*The problem*: Quote every line of the material beneath this one.

*Exercise materials*:
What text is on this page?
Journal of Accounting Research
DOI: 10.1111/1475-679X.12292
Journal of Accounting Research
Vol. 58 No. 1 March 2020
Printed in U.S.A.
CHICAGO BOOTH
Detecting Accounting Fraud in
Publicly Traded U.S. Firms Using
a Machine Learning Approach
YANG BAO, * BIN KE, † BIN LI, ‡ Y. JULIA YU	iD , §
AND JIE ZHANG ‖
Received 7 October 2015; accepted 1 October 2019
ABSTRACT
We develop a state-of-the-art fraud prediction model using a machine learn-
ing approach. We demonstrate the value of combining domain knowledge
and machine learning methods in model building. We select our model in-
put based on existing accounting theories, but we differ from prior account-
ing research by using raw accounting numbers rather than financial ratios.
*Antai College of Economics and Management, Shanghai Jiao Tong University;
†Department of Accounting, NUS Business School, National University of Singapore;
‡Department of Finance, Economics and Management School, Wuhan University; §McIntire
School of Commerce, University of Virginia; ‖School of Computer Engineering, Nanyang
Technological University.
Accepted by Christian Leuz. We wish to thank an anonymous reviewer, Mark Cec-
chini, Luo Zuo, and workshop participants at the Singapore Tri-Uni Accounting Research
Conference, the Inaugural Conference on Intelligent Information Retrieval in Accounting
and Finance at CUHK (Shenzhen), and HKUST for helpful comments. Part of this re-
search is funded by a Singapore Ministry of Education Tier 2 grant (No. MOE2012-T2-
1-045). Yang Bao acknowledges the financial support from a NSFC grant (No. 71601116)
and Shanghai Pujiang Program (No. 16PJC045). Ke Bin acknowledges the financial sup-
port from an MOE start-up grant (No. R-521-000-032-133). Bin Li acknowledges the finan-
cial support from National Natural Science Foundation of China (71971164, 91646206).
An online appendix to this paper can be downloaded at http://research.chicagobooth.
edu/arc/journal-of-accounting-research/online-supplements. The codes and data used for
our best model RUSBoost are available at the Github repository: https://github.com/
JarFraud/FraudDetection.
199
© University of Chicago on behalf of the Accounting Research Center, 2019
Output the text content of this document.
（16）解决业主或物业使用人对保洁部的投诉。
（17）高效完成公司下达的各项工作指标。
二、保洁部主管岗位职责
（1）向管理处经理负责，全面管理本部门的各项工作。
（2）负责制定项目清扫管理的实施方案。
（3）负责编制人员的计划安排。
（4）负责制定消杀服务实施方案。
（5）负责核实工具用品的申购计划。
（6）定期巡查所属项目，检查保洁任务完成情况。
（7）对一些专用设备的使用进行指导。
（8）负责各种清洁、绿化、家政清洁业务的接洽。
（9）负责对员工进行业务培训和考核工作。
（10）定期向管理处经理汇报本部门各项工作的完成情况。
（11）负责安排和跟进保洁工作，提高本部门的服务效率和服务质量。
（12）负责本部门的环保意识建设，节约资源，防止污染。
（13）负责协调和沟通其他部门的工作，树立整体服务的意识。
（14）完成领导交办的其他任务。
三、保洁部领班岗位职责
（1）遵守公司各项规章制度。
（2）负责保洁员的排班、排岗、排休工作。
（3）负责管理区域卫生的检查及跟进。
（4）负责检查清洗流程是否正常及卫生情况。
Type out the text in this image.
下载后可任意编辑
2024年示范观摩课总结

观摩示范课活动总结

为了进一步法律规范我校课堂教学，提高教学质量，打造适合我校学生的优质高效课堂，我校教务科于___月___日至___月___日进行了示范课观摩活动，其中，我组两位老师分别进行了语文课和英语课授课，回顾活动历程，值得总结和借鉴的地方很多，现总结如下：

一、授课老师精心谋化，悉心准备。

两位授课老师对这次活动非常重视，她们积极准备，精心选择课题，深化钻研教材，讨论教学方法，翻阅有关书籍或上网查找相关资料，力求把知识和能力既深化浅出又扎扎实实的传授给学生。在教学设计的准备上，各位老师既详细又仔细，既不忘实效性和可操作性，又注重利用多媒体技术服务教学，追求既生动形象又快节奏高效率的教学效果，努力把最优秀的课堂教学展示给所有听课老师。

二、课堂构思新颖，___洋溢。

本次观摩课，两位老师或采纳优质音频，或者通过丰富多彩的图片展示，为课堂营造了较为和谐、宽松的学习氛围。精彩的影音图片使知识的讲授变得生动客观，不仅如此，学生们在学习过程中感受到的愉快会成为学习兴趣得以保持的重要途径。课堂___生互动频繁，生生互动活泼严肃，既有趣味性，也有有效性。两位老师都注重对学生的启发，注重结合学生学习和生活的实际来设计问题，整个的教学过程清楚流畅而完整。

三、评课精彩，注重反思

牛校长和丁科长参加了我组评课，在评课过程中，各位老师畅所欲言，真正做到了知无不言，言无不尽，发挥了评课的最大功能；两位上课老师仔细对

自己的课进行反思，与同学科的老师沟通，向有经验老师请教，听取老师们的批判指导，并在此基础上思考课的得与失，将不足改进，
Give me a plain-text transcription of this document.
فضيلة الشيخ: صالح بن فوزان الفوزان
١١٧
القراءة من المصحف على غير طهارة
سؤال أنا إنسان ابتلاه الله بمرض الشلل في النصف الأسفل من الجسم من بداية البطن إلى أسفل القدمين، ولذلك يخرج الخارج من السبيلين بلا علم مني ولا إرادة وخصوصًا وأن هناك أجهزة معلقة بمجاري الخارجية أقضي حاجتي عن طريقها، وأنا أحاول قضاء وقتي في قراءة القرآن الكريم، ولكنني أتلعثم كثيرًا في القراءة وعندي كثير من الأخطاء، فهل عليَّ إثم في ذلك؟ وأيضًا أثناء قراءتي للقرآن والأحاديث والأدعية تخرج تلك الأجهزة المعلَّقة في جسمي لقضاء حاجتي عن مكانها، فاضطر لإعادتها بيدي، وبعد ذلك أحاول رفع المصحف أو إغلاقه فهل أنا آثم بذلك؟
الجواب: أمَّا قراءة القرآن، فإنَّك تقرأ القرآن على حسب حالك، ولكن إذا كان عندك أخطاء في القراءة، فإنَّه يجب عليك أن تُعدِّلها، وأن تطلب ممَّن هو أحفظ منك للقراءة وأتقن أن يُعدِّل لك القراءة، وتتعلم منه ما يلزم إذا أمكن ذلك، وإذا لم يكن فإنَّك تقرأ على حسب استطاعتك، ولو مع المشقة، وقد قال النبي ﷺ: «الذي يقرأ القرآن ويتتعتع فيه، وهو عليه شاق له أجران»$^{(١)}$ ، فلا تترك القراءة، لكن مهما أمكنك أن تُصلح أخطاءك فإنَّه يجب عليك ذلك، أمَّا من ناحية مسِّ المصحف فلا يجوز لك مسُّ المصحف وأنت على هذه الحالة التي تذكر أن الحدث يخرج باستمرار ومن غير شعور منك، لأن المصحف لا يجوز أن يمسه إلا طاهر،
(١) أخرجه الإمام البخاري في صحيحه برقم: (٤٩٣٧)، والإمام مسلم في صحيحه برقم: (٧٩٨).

*Reply to the task*:
What text is on this page?
Journal of Accounting Research
DOI: 10.1111/1475-679X.12292
Journal of Accounting Research
Vol. 58 No. 1 March 2020
Printed in U.S.A.
CHICAGO BOOTH
Detecting Accounting Fraud in
Publicly Traded U.S. Firms Using
a Machine Learning Approach
YANG BAO, * BIN KE, † BIN LI, ‡ Y. JULIA YU	iD , §
AND JIE ZHANG ‖
Received 7 October 2015; accepted 1 October 2019
ABSTRACT
We develop a state-of-the-art fraud prediction model using a machine learn-
ing approach. We demonstrate the value of combining domain knowledge
and machine learning methods in model building. We select our model in-
put based on existing accounting theories, but we differ from prior account-
ing research by using raw accounting numbers rather than financial ratios.
*Antai College of Economics and Management, Shanghai Jiao Tong University;
†Department of Accounting, NUS Business School, National University of Singapore;
‡Department of Finance, Economics and Management School, Wuhan University; §McIntire
School of Commerce, University of Virginia; ‖School of Computer Engineering, Nanyang
Technological University.
Accepted by Christian Leuz. We wish to thank an anonymous reviewer, Mark Cec-
chini, Luo Zuo, and workshop participants at the Singapore Tri-Uni Accounting Research
Conference, the Inaugural Conference on Intelligent Information Retrieval in Accounting
and Finance at CUHK (Shenzhen), and HKUST for helpful comments. Part of this re-
search is funded by a Singapore Ministry of Education Tier 2 grant (No. MOE2012-T2-
1-045). Yang Bao acknowledges the financial support from a NSFC grant (No. 71601116)
and Shanghai Pujiang Program (No. 16PJC045). Ke Bin acknowledges the financial sup-
port from an MOE start-up grant (No. R-521-000-032-133). Bin Li acknowledges the finan-
cial support from National Natural Science Foundation of China (71971164, 91646206).
An online appendix to this paper can be downloaded at http://research.chicagobooth.
edu/arc/journal-of-accounting-research/online-supplements. The codes and data used for
our best model RUSBoost are available at the Github repository: https://github.com/
JarFraud/FraudDetection.
199
© University of Chicago on behalf of the Accounting Research Center, 2019
Output the text content of this document.
（16）解决业主或物业使用人对保洁部的投诉。
（17）高效完成公司下达的各项工作指标。
二、保洁部主管岗位职责
（1）向管理处经理负责，全面管理本部门的各项工作。
（2）负责制定项目清扫管理的实施方案。
（3）负责编制人员的计划安排。
（4）负责制定消杀服务实施方案。
（5）负责核实工具用品的申购计划。
（6）定期巡查所属项目，检查保洁任务完成情况。
（7）对一些专用设备的使用进行指导。
（8）负责各种清洁、绿化、家政清洁业务的接洽。
（9）负责对员工进行业务培训和考核工作。
（10）定期向管理处经理汇报本部门各项工作的完成情况。
（11）负责安排和跟进保洁工作，提高本部门的服务效率和服务质量。
（12）负责本部门的环保意识建设，节约资源，防止污染。
（13）负责协调和沟通其他部门的工作，树立整体服务的意识。
（14）完成领导交办的其他任务。
三、保洁部领班岗位职责
（1）遵守公司各项规章制度。
（2）负责保洁员的排班、排岗、排休工作。
（3）负责管理区域卫生的检查及跟进。
（4）负责检查清洗流程是否正常及卫生情况。
Type out the text in this image.
下载后可任意编辑
2024年示范观摩课总结

观摩示范课活动总结

为了进一步法律规范我校课堂教学，提高教学质量，打造适合我校学生的优质高效课堂，我校教务科于___月___日至___月___日进行了示范课观摩活动，其中，我组两位老师分别进行了语文课和英语课授课，回顾活动历程，值得总结和借鉴的地方很多，现总结如下：

一、授课老师精心谋化，悉心准备。

两位授课老师对这次活动非常重视，她们积极准备，精心选择课题，深化钻研教材，讨论教学方法，翻阅有关书籍或上网查找相关资料，力求把知识和能力既深化浅出又扎扎实实的传授给学生。在教学设计的准备上，各位老师既详细又仔细，既不忘实效性和可操作性，又注重利用多媒体技术服务教学，追求既生动形象又快节奏高效率的教学效果，努力把最优秀的课堂教学展示给所有听课老师。

二、课堂构思新颖，___洋溢。

本次观摩课，两位老师或采纳优质音频，或者通过丰富多彩的图片展示，为课堂营造了较为和谐、宽松的学习氛围。精彩的影音图片使知识的讲授变得生动客观，不仅如此，学生们在学习过程中感受到的愉快会成为学习兴趣得以保持的重要途径。课堂___生互动频繁，生生互动活泼严肃，既有趣味性，也有有效性。两位老师都注重对学生的启发，注重结合学生学习和生活的实际来设计问题，整个的教学过程清楚流畅而完整。

三、评课精彩，注重反思

牛校长和丁科长参加了我组评课，在评课过程中，各位老师畅所欲言，真正做到了知无不言，言无不尽，发挥了评课的最大功能；两位上课老师仔细对

自己的课进行反思，与同学科的老师沟通，向有经验老师请教，听取老师们的批判指导，并在此基础上思考课的得与失，将不足改进，
Give me a plain-text transcription of this document.
فضيلة الشيخ: صالح بن فوزان الفوزان
١١٧
القراءة من المصحف على غير طهارة
سؤال أنا إنسان ابتلاه الله بمرض الشلل في النصف الأسفل من الجسم من بداية البطن إلى أسفل القدمين، ولذلك يخرج الخارج من السبيلين بلا علم مني ولا إرادة وخصوصًا وأن هناك أجهزة معلقة بمجاري الخارجية أقضي حاجتي عن طريقها، وأنا أحاول قضاء وقتي في قراءة القرآن الكريم، ولكنني أتلعثم كثيرًا في القراءة وعندي كثير من الأخطاء، فهل عليَّ إثم في ذلك؟ وأيضًا أثناء قراءتي للقرآن والأحاديث والأدعية تخرج تلك الأجهزة المعلَّقة في جسمي لقضاء حاجتي عن مكانها، فاضطر لإعادتها بيدي، وبعد ذلك أحاول رفع المصحف أو إغلاقه فهل أنا آثم بذلك؟
الجواب: أمَّا قراءة القرآن، فإنَّك تقرأ القرآن على حسب حالك، ولكن إذا كان عندك أخطاء في القراءة، فإنَّه يجب عليك أن تُعدِّلها، وأن تطلب ممَّن هو أحفظ منك للقراءة وأتقن أن يُعدِّل لك القراءة، وتتعلم منه ما يلزم إذا أمكن ذلك، وإذا لم يكن فإنَّك تقرأ على حسب استطاعتك، ولو مع المشقة، وقد قال النبي ﷺ: «الذي يقرأ القرآن ويتتعتع فيه، وهو عليه شاق له أجران»$^{(١)}$ ، فلا تترك القراءة، لكن مهما أمكنك أن تُصلح أخطاءك فإنَّه يجب عليك ذلك، أمَّا من ناحية مسِّ المصحف فلا يجوز لك مسُّ المصحف وأنت على هذه الحالة التي تذكر أن الحدث يخرج باستمرار ومن غير شعور منك، لأن المصحف لا يجوز أن يمسه إلا طاهر،
(١) أخرجه الإمام البخاري في صحيحه برقم: (٤٩٣٧)، والإمام مسلم في صحيحه برقم: (٧٩٨).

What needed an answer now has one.